§ **Exercise goal**: Below is a listing. Gather each line of it that contains "edges".
-- Start Records for this exercise --
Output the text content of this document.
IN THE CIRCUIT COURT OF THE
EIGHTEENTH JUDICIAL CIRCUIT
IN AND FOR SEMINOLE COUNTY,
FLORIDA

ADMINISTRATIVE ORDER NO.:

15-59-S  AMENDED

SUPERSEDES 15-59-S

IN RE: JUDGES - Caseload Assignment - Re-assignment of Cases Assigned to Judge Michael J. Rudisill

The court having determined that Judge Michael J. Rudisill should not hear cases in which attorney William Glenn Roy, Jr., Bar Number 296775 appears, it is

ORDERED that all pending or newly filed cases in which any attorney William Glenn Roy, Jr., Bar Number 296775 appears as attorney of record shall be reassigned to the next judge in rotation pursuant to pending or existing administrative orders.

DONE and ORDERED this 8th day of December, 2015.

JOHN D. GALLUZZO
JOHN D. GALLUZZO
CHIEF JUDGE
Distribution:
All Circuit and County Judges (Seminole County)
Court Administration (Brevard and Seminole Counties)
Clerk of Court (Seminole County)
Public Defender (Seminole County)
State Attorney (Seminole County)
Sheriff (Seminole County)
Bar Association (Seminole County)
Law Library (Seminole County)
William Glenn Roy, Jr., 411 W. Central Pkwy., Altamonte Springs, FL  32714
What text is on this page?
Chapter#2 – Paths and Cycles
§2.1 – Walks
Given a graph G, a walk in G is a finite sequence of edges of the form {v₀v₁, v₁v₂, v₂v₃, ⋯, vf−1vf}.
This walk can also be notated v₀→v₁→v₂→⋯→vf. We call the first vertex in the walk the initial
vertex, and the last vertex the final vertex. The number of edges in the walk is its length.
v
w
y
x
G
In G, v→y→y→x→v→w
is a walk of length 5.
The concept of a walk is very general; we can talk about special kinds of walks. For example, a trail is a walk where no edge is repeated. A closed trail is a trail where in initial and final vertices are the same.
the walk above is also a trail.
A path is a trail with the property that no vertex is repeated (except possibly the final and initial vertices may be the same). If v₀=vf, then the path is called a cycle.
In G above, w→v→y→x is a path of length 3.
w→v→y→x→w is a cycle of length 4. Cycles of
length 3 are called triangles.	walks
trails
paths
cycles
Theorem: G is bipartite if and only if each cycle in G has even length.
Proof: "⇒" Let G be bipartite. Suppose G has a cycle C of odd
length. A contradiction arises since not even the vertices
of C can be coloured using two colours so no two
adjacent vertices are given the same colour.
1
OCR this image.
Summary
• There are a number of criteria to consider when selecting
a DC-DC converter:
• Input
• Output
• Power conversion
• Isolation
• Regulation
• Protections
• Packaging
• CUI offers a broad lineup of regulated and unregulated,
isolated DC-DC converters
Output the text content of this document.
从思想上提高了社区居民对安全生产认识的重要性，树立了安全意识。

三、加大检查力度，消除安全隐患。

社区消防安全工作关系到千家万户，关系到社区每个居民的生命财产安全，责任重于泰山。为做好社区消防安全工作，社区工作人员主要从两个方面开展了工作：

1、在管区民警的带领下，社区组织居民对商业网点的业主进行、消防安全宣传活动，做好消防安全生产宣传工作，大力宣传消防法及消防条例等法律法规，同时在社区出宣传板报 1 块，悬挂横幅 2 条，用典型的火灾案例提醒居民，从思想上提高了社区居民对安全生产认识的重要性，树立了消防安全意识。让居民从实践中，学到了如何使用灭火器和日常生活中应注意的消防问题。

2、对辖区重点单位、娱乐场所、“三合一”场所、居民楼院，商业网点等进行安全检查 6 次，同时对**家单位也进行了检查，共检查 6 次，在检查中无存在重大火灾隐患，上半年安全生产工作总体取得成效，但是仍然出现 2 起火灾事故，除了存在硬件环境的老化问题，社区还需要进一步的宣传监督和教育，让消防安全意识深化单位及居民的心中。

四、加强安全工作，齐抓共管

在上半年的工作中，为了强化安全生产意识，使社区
-- End Records for this exercise --
§ **Response to the task**:
Given a graph G, a walk in G is a finite sequence of edges of the form {v₀v₁, v₁v₂, v₂v₃, ⋯, vf−1vf}.
vertex, and the last vertex the final vertex. The number of edges in the walk is its length.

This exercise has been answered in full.